* _Instruction_:
Among the entries, which lines carry the string "nDIVISION"? Copy each of them.
**** Extracted records ****
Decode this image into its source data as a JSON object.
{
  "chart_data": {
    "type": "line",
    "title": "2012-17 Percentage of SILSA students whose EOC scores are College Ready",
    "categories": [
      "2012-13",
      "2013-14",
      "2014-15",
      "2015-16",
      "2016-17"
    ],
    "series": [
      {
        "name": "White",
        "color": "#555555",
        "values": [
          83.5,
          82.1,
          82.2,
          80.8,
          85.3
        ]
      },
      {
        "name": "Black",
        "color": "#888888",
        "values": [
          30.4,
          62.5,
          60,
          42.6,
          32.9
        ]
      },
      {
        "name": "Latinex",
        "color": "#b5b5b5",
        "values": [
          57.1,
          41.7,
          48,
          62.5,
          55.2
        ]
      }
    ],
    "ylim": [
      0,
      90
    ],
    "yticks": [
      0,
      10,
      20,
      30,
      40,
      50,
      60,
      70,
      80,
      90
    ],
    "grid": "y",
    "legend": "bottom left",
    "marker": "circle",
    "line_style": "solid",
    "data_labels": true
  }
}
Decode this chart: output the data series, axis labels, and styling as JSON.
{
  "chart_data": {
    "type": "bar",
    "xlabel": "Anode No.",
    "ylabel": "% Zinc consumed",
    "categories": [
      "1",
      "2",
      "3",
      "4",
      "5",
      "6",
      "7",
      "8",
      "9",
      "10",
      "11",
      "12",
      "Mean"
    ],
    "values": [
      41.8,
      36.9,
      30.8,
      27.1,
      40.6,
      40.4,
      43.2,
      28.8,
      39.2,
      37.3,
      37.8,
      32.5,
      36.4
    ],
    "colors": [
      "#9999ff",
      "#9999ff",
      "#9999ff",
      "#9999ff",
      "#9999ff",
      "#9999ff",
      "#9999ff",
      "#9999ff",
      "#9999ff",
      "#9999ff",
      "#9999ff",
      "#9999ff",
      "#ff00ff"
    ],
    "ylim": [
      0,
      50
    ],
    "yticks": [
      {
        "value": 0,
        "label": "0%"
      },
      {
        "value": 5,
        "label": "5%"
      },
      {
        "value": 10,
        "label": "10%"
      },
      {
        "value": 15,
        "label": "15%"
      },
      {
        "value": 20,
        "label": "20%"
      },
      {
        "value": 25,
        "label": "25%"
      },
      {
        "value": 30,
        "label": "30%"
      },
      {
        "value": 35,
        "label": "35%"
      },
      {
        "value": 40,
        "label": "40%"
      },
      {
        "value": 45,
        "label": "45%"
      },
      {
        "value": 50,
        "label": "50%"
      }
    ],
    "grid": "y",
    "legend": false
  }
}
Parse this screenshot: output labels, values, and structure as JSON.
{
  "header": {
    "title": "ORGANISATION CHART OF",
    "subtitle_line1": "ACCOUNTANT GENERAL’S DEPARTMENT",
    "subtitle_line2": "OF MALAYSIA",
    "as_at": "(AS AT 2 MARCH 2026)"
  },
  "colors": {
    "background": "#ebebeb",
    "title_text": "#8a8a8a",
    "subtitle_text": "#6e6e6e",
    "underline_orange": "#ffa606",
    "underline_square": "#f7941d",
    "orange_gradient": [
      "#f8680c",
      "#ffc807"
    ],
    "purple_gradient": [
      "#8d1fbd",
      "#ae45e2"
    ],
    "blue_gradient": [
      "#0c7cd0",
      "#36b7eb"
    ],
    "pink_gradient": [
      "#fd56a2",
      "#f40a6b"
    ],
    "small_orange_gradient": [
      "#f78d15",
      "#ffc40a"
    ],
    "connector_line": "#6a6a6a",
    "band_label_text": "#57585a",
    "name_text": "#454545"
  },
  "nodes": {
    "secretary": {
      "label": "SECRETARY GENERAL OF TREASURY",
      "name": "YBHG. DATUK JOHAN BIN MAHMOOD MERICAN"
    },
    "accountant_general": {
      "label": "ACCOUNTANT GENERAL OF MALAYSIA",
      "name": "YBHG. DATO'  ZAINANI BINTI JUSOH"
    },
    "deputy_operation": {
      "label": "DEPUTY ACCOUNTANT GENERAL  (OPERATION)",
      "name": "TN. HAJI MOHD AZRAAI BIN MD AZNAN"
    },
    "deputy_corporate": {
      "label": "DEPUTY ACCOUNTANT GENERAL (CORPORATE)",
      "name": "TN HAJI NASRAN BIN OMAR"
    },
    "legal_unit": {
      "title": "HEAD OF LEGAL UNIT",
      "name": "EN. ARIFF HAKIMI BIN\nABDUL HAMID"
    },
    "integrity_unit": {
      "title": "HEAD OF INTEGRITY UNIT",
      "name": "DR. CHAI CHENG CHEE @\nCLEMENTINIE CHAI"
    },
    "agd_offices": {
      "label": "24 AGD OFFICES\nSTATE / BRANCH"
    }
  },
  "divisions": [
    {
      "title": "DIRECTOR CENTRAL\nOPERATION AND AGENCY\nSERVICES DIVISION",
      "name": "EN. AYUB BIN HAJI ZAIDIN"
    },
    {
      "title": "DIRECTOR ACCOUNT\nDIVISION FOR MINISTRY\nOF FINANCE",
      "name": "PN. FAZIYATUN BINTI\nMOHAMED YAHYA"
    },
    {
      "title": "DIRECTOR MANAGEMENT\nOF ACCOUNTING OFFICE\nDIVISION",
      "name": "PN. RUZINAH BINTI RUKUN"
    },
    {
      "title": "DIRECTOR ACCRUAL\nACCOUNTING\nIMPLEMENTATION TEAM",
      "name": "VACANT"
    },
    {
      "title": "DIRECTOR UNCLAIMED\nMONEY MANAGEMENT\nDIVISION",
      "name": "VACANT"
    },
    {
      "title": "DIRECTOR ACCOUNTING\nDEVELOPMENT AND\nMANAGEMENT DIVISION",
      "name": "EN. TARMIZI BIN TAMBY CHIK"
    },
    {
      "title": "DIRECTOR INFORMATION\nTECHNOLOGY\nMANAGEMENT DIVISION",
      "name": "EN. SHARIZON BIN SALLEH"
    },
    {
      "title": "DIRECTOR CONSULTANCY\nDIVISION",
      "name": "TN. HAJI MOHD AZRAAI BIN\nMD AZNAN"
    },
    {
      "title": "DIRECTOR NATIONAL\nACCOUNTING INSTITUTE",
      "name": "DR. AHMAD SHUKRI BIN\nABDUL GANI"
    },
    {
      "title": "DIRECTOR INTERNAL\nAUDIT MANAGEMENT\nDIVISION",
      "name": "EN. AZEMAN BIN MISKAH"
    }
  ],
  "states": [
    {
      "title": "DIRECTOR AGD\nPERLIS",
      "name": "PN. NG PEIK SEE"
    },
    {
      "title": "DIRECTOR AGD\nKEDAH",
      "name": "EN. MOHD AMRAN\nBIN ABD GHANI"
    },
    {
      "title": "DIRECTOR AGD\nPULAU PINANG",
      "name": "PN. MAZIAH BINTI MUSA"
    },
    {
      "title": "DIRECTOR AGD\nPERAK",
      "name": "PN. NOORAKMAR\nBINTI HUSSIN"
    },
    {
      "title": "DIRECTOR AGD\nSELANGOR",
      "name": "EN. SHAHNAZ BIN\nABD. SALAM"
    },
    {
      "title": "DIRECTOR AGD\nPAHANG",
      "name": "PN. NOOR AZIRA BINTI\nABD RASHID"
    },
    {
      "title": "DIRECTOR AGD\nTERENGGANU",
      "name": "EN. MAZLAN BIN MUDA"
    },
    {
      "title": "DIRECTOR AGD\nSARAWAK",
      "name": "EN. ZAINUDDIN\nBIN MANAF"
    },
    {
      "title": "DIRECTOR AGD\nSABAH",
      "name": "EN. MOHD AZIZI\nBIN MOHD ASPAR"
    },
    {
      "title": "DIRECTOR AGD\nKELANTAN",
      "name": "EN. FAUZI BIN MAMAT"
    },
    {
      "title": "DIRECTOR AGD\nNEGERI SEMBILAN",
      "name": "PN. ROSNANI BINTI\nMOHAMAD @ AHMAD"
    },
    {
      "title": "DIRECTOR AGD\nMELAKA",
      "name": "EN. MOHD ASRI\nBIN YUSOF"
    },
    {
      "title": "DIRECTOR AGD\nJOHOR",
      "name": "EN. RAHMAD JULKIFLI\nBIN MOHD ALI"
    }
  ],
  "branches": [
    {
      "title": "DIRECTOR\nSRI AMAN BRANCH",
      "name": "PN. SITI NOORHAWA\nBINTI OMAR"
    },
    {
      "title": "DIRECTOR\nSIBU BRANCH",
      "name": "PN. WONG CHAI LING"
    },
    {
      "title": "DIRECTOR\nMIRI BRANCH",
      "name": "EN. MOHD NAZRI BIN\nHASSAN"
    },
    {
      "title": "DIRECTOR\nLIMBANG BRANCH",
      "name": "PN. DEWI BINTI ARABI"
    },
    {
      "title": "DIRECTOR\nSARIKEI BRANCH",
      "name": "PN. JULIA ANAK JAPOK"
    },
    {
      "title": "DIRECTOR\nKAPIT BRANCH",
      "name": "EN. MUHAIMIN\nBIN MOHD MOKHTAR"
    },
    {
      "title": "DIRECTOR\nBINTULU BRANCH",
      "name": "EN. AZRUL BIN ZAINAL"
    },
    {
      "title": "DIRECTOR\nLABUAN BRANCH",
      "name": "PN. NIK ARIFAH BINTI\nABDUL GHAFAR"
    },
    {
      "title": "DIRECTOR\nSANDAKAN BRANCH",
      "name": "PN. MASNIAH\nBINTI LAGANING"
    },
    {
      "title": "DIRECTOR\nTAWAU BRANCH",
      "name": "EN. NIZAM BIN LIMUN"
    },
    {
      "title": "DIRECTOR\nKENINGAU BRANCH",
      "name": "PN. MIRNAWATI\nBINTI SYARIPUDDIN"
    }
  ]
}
****
* _Response for this exercise_:
      "title": "DIRECTOR ACCOUNT\nDIVISION FOR MINISTRY\nOF FINANCE",
      "title": "DIRECTOR MANAGEMENT\nOF ACCOUNTING OFFICE\nDIVISION",
      "title": "DIRECTOR UNCLAIMED\nMONEY MANAGEMENT\nDIVISION",
      "title": "DIRECTOR CONSULTANCY\nDIVISION",
      "title": "DIRECTOR INTERNAL\nAUDIT MANAGEMENT\nDIVISION",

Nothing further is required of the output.